* BEGIN Input records *
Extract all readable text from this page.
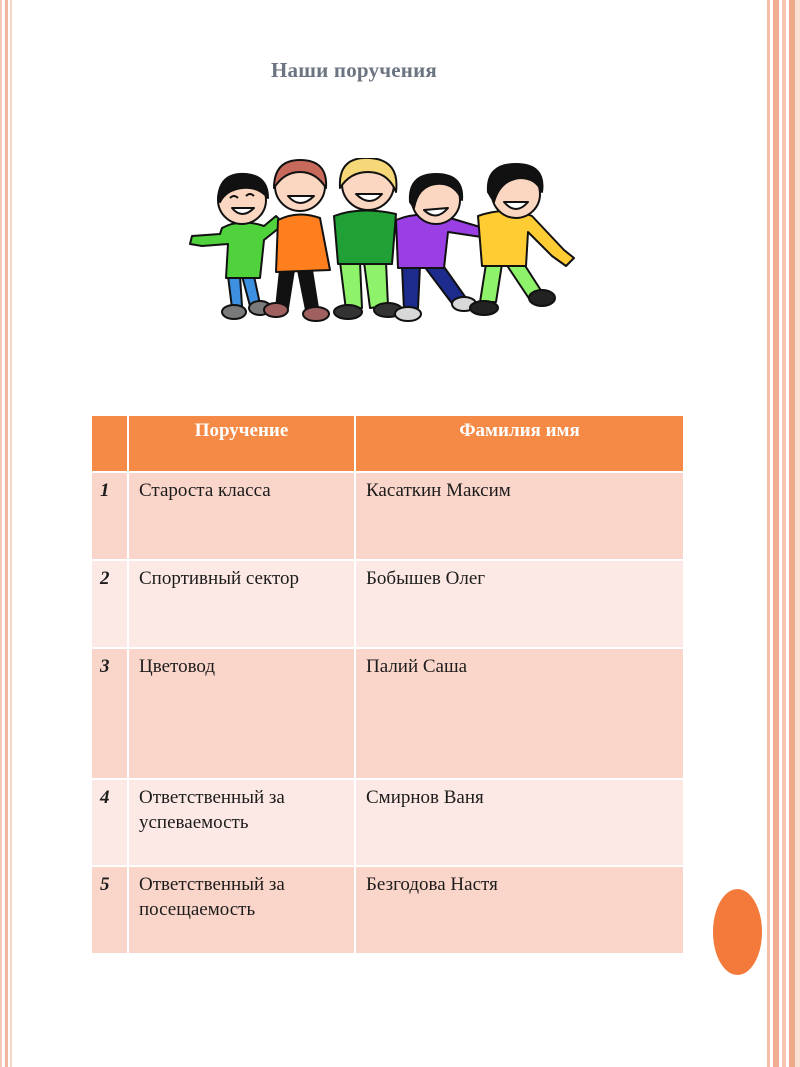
Наши поручения
	Поручение	Фамилия имя
1	Староста класса	Касаткин Максим
2	Спортивный сектор	Бобышев Олег
3	Цветовод	Палий Саша
4	Ответственный за успеваемость	Смирнов Ваня
5	Ответственный за посещаемость	Безгодова Настя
* END Input records *
Problem to work on> Determine how many lines of the listing above include the word "Ответственный", and report that number only.

Response to the task> 2